**Lista de tarefas:**
(a) Com base no texto sobre Augusto Malta, explique, por favor, para que o fotógrafo foi contratado pelo prefeito Francisco Pereira Passos em 1903. Responda em até três frases.
(b) Extraia do texto sobre Augusto Malta o trecho que começa com as palavras que contêm "Formado em Design" e termina com "de Augusto Malta.", sem nenhuma alteração.
(c) Segundo o texto sobre Augusto Malta, em que cidade e estado nasceu o fotógrafo?

:: Trecho da fonte

Augusto Malta em fotomontagens

 





As fotografias conseguem enganar o tempo: 

elas o congelam onde a alma está em silêncio. 


–– Isabel Allende em “Amor e Sombras”.    







A fotografia incide sobre o tempo, como dizia Roland Barthes. Uma demonstração sobre tal incidência surge no intervalo de 100 anos que separam e reúnem as fotografias do Rio de Janeiro Antigo, registradas por Augusto Malta, e cenas da atualidade nas fotomontagens feitas por Marcello Cavalcanti para o fotolivro “Augusto Malta Revival”, lançado pela Gávea Imagens. Nascido em Mata Grande, Alagoas, Augusto Malta (1864-1957) foi um dos mais destacados fotógrafos a atuar no Rio de Janeiro no período de 1900 a 1930, contratado desde 1903 pelo prefeito Francisco Pereira Passos para registrar, em fotografias, a transformação urbana radical que aconteceria na cidade nas primeiras décadas do século 20, mais conhecida como campanha do “Bota Abaixo”.

Formado em Design Gráfico, fotógrafo profissional e professor, Marcello Cavalcanti nasceu em 1980 e se autodefine como um colecionador visual. A ideia de trabalhar com fotomontagens surgiu em 2008, quando ele morava em Barcelona, Espanha, uma cidade que reúne a tradição de construções milenares e uma arquitetura moderna. Depois de fotografar centenas de portas, janelas, paredes, grafites, becos, vielas, praças e pessoas na cidade da Catalunha, Marcello começou a investir em suas colagens fotográficas. Anos depois, de volta ao Brasil, ele mergulhou no projeto que reúne na mesma imagem suas fotos autorais de cenários do Rio de Janeiro mescladas às imagens em preto e branco feitas no começo do século 20 pelas câmeras de Augusto Malta.

::::
:: Material coletado

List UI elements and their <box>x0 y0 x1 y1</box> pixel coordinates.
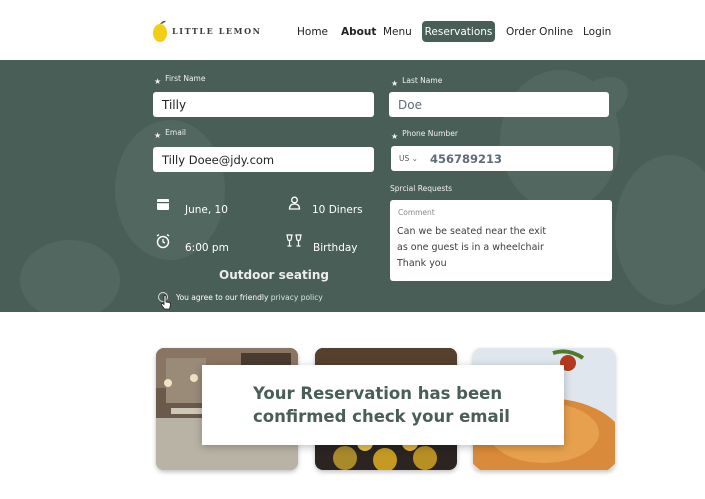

::::

**Resultados por tarefa:**
(a) Augusto Malta foi contratado pelo prefeito Francisco Pereira Passos para registrar em fotografias a transformação urbana radical do Rio de Janeiro nas primeiras décadas do século 20. Essa transformação ficou mais conhecida como campanha do "Bota Abaixo".

(b)
Formado em Design Gráfico, fotógrafo profissional e professor, Marcello Cavalcanti nasceu em 1980 e se autodefine como um colecionador visual. A ideia de trabalhar com fotomontagens surgiu em 2008, quando ele morava em Barcelona, Espanha, uma cidade que reúne a tradição de construções milenares e uma arquitetura moderna. Depois de fotografar centenas de portas, janelas, paredes, grafites, becos, vielas, praças e pessoas na cidade da Catalunha, Marcello começou a investir em suas colagens fotográficas. Anos depois, de volta ao Brasil, ele mergulhou no projeto que reúne na mesma imagem suas fotos autorais de cenários do Rio de Janeiro mescladas às imagens em preto e branco feitas no começo do século 20 pelas câmeras de Augusto Malta.

(c) Em Mata Grande, Alagoas.